Brief - Find every line in the records below that holds the word "JSON" and copy it.

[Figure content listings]
....

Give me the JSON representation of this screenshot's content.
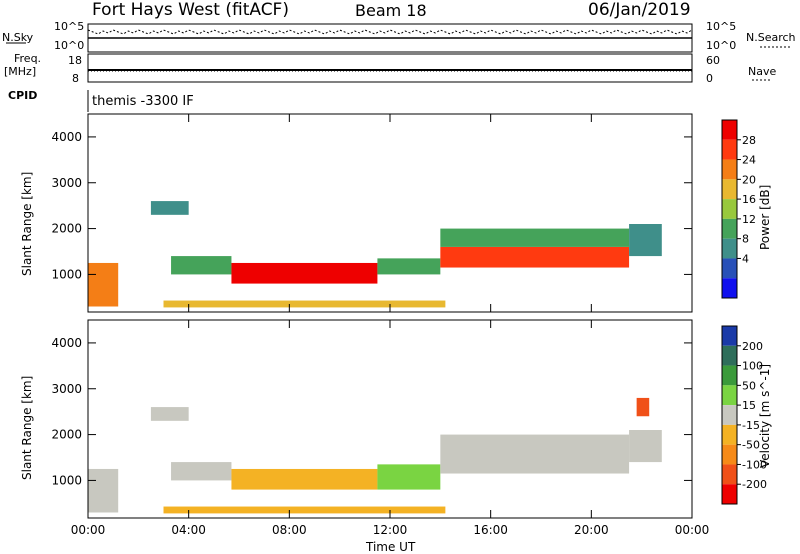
{
  "header": {
    "station": "Fort Hays West (fitACF)",
    "beam": "Beam 18",
    "date": "06/Jan/2019"
  },
  "top_panels": {
    "nsky_label": "N.Sky",
    "nsearch_label": "N.Search",
    "noise_ticks": [
      "10^5",
      "10^0"
    ],
    "freq_label_1": "Freq.",
    "freq_label_2": "[MHz]",
    "freq_ticks": [
      "18",
      "8"
    ],
    "nave_label": "Nave",
    "nave_ticks": [
      "60",
      "0"
    ],
    "cpid_label": "CPID",
    "cpid_value": "themis -3300 IF"
  },
  "chart_data": [
    {
      "type": "heatmap",
      "title": "",
      "xlabel": "",
      "ylabel": "Slant Range [km]",
      "xlim": [
        "00:00",
        "24:00"
      ],
      "ylim": [
        180,
        4500
      ],
      "x_ticks": [
        "00:00",
        "04:00",
        "08:00",
        "12:00",
        "16:00",
        "20:00",
        "00:00"
      ],
      "y_ticks": [
        1000,
        2000,
        3000,
        4000
      ],
      "colorbar_label": "Power [dB]",
      "colorbar_ticks": [
        4,
        8,
        12,
        16,
        20,
        24,
        28
      ],
      "colorbar_colors": [
        "#1010ee",
        "#2850b8",
        "#3f8f8a",
        "#45a35a",
        "#98c83c",
        "#e8b830",
        "#f47e16",
        "#ff3a10",
        "#ee0000"
      ],
      "colorbar_range": [
        0,
        32
      ],
      "regions": [
        {
          "t0": 0.0,
          "t1": 1.2,
          "r0": 300,
          "r1": 1250,
          "value": 24
        },
        {
          "t0": 3.3,
          "t1": 5.7,
          "r0": 1000,
          "r1": 1400,
          "value": 13
        },
        {
          "t0": 5.7,
          "t1": 11.5,
          "r0": 800,
          "r1": 1250,
          "value": 29
        },
        {
          "t0": 11.5,
          "t1": 14.0,
          "r0": 1000,
          "r1": 1350,
          "value": 14
        },
        {
          "t0": 3.0,
          "t1": 14.2,
          "r0": 280,
          "r1": 430,
          "value": 20
        },
        {
          "t0": 14.0,
          "t1": 21.5,
          "r0": 1150,
          "r1": 1600,
          "value": 28
        },
        {
          "t0": 14.0,
          "t1": 21.5,
          "r0": 1600,
          "r1": 2000,
          "value": 14
        },
        {
          "t0": 21.5,
          "t1": 22.8,
          "r0": 1400,
          "r1": 2100,
          "value": 10
        },
        {
          "t0": 2.5,
          "t1": 4.0,
          "r0": 2300,
          "r1": 2600,
          "value": 8
        }
      ]
    },
    {
      "type": "heatmap",
      "title": "",
      "xlabel": "Time UT",
      "ylabel": "Slant Range [km]",
      "xlim": [
        "00:00",
        "24:00"
      ],
      "ylim": [
        180,
        4500
      ],
      "x_ticks": [
        "00:00",
        "04:00",
        "08:00",
        "12:00",
        "16:00",
        "20:00",
        "00:00"
      ],
      "y_ticks": [
        1000,
        2000,
        3000,
        4000
      ],
      "colorbar_label": "Velocity [m s^-1]",
      "colorbar_ticks": [
        200,
        100,
        50,
        15,
        -15,
        -50,
        -100,
        -200
      ],
      "colorbar_colors": [
        "#1a3aa8",
        "#2e6e5a",
        "#3a9a3a",
        "#7ad442",
        "#c8c8c0",
        "#f4b224",
        "#f68a18",
        "#f05018",
        "#ee0000"
      ],
      "regions": [
        {
          "t0": 0.0,
          "t1": 1.2,
          "r0": 300,
          "r1": 1250,
          "value": 0
        },
        {
          "t0": 3.3,
          "t1": 5.7,
          "r0": 1000,
          "r1": 1400,
          "value": 0
        },
        {
          "t0": 5.7,
          "t1": 11.5,
          "r0": 800,
          "r1": 1250,
          "value": -40
        },
        {
          "t0": 11.5,
          "t1": 14.0,
          "r0": 800,
          "r1": 1350,
          "value": 30
        },
        {
          "t0": 3.0,
          "t1": 14.2,
          "r0": 280,
          "r1": 430,
          "value": -40
        },
        {
          "t0": 14.0,
          "t1": 21.5,
          "r0": 1150,
          "r1": 2000,
          "value": 0
        },
        {
          "t0": 21.5,
          "t1": 22.8,
          "r0": 1400,
          "r1": 2100,
          "value": 0
        },
        {
          "t0": 2.5,
          "t1": 4.0,
          "r0": 2300,
          "r1": 2600,
          "value": 0
        },
        {
          "t0": 21.8,
          "t1": 22.3,
          "r0": 2400,
          "r1": 2800,
          "value": -150
        }
      ]
    }
  ]
}
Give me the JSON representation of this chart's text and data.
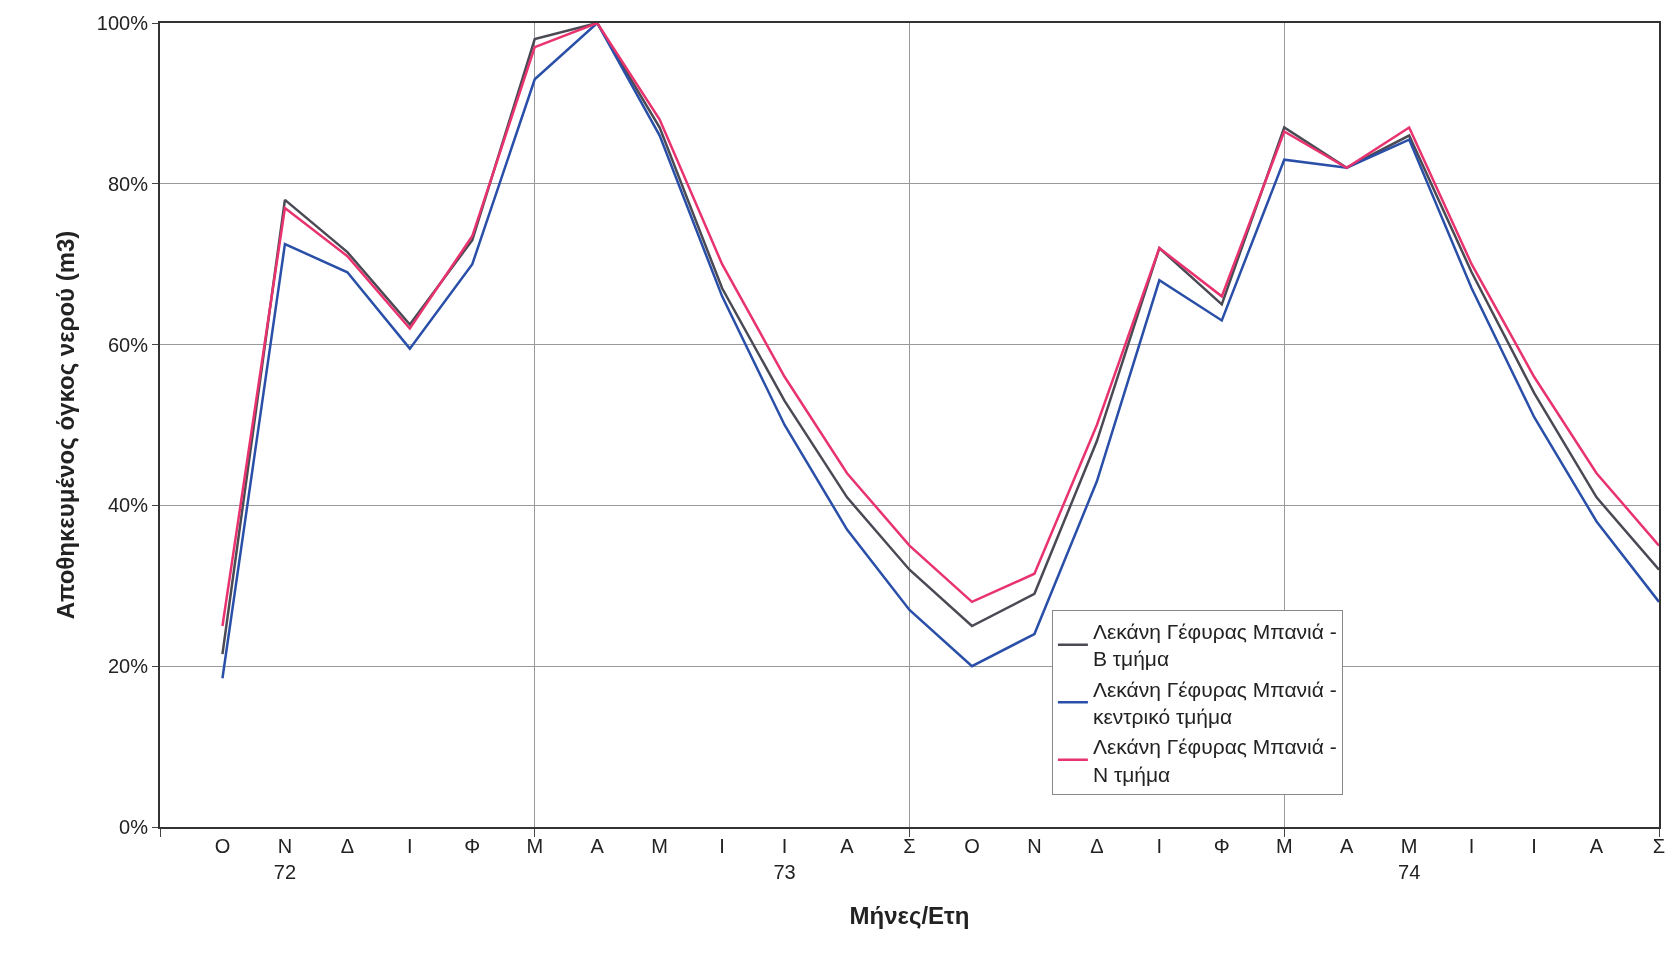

....

Answer to the exercise -
Give me the JSON representation of this screenshot's content.
Give me the JSON representation of this chart's text and data.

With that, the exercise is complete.